**Direction:** Exactly reproduce all the records, keeping pictures out of the copy.

**Supplied material:**
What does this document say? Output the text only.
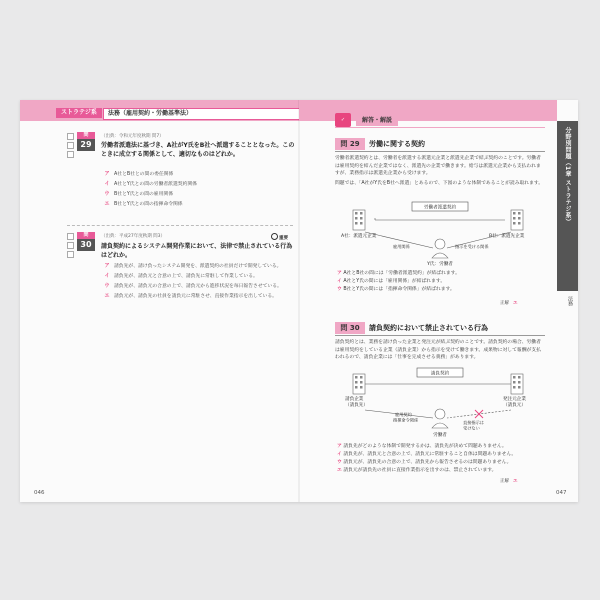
ストラテジ系	法務（雇用契約・労働基準法）
問
29
（出典：令和元年度秋期 問7）
労働者派遣法に基づき、A社がY氏をB社へ派遣することとなった。このときに成立する関係として、適切なものはどれか。
ア A社とB社との間の委任関係
イ A社とY氏との間の労働者派遣契約関係
ウ B社とY氏との間の雇用関係
エ B社とY氏との間の指揮命令関係
問
30
（出典：平成27年度秋期 問3）	重要
請負契約によるシステム開発作業において、法律で禁止されている行為はどれか。
ア 請負先が、請け負ったシステム開発を、派遣契約の社員だけで開発している。
イ 請負先が、請負元と合意の上で、請負先に常駐して作業している。
ウ 請負先が、請負元の合意の上で、請負元から進捗状況を毎日報告させている。
エ 請負元が、請負先の社員を請負元に常駐させ、直接作業指示を出している。
046
✓	解答・解説
問 29	労働に関する契約
労働者派遣契約とは、労働者を派遣する派遣元企業と派遣先企業で結ぶ契約のことです。労働者は雇用契約を結んだ企業ではなく、派遣先の企業で働きます。給与は派遣元企業から支払われますが、業務指示は派遣先企業から受けます。
問題では、「A社がY氏をB社へ派遣」とあるので、下図のような体制であることが読み取れます。
労働者派遣契約
A社：派遣元企業	B社：派遣先企業
Y氏：労働者
雇用関係	指示を受ける関係
ア A社とB社の間には「労働者派遣契約」が結ばれます。
イ A社とY氏の間には「雇用関係」が結ばれます。
ウ B社とY氏の間には「指揮命令関係」が結ばれます。
正解 エ
問 30	請負契約において禁止されている行為
請負契約とは、業務を請け負った企業と発注元が結ぶ契約のことです。請負契約の場合、労働者は雇用契約をしている企業（請負企業）から指示を受けて働きます。成果物に対して報酬が支払われるので、請負企業には「仕事を完成させる義務」があります。
請負契約
請負企業（請負先）
発注元企業（請負元）
労働者
雇用契約指揮命令関係	直接指示は受けない
ア 請負先がどのような体制で開発するかは、請負先が決めて問題ありません。
イ 請負先が、請負元と合意の上で、請負元に常駐すること自体は問題ありません。
ウ 請負元が、請負先の合意の上で、請負先から報告させるのは問題ありません。
エ 請負元が請負先の社員に直接作業指示を出すのは、禁止されています。
正解 エ
分野別問題（1章 ストラテジ系）
法務
047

**Exercise response:**
What does this document say? Output the text only.
ストラテジ系	法務（雇用契約・労働基準法）
問
29
（出典：令和元年度秋期 問7）
労働者派遣法に基づき、A社がY氏をB社へ派遣することとなった。このときに成立する関係として、適切なものはどれか。
ア A社とB社との間の委任関係
イ A社とY氏との間の労働者派遣契約関係
ウ B社とY氏との間の雇用関係
エ B社とY氏との間の指揮命令関係
問
30
（出典：平成27年度秋期 問3）	重要
請負契約によるシステム開発作業において、法律で禁止されている行為はどれか。
ア 請負先が、請け負ったシステム開発を、派遣契約の社員だけで開発している。
イ 請負先が、請負元と合意の上で、請負先に常駐して作業している。
ウ 請負先が、請負元の合意の上で、請負元から進捗状況を毎日報告させている。
エ 請負元が、請負先の社員を請負元に常駐させ、直接作業指示を出している。
046
✓	解答・解説
問 29	労働に関する契約
労働者派遣契約とは、労働者を派遣する派遣元企業と派遣先企業で結ぶ契約のことです。労働者は雇用契約を結んだ企業ではなく、派遣先の企業で働きます。給与は派遣元企業から支払われますが、業務指示は派遣先企業から受けます。
問題では、「A社がY氏をB社へ派遣」とあるので、下図のような体制であることが読み取れます。
労働者派遣契約
A社：派遣元企業	B社：派遣先企業
Y氏：労働者
雇用関係	指示を受ける関係
ア A社とB社の間には「労働者派遣契約」が結ばれます。
イ A社とY氏の間には「雇用関係」が結ばれます。
ウ B社とY氏の間には「指揮命令関係」が結ばれます。
正解 エ
問 30	請負契約において禁止されている行為
請負契約とは、業務を請け負った企業と発注元が結ぶ契約のことです。請負契約の場合、労働者は雇用契約をしている企業（請負企業）から指示を受けて働きます。成果物に対して報酬が支払われるので、請負企業には「仕事を完成させる義務」があります。
請負契約
請負企業（請負先）
発注元企業（請負元）
労働者
雇用契約指揮命令関係	直接指示は受けない
ア 請負先がどのような体制で開発するかは、請負先が決めて問題ありません。
イ 請負先が、請負元と合意の上で、請負元に常駐すること自体は問題ありません。
ウ 請負元が、請負先の合意の上で、請負先から報告させるのは問題ありません。
エ 請負元が請負先の社員に直接作業指示を出すのは、禁止されています。
正解 エ
分野別問題（1章 ストラテジ系）
法務
047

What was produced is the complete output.